**THE REQUEST:** Extract all of the data and reproduce it precisely.

**Extracted records:**
%%

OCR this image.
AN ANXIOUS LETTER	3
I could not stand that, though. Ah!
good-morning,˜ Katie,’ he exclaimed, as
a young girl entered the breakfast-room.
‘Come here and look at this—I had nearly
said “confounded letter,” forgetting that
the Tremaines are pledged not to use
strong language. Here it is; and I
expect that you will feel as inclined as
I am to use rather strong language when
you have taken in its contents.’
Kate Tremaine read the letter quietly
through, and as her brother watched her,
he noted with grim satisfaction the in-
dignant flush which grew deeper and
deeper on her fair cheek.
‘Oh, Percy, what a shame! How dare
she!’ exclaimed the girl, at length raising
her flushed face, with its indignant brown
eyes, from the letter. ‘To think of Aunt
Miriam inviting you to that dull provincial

%%

**SOLUTION BELOW:**
OCR this image.
AN ANXIOUS LETTER	3
I could not stand that, though. Ah!
good-morning,˜ Katie,’ he exclaimed, as
a young girl entered the breakfast-room.
‘Come here and look at this—I had nearly
said “confounded letter,” forgetting that
the Tremaines are pledged not to use
strong language. Here it is; and I
expect that you will feel as inclined as
I am to use rather strong language when
you have taken in its contents.’
Kate Tremaine read the letter quietly
through, and as her brother watched her,
he noted with grim satisfaction the in-
dignant flush which grew deeper and
deeper on her fair cheek.
‘Oh, Percy, what a shame! How dare
she!’ exclaimed the girl, at length raising
her flushed face, with its indignant brown
eyes, from the letter. ‘To think of Aunt
Miriam inviting you to that dull provincial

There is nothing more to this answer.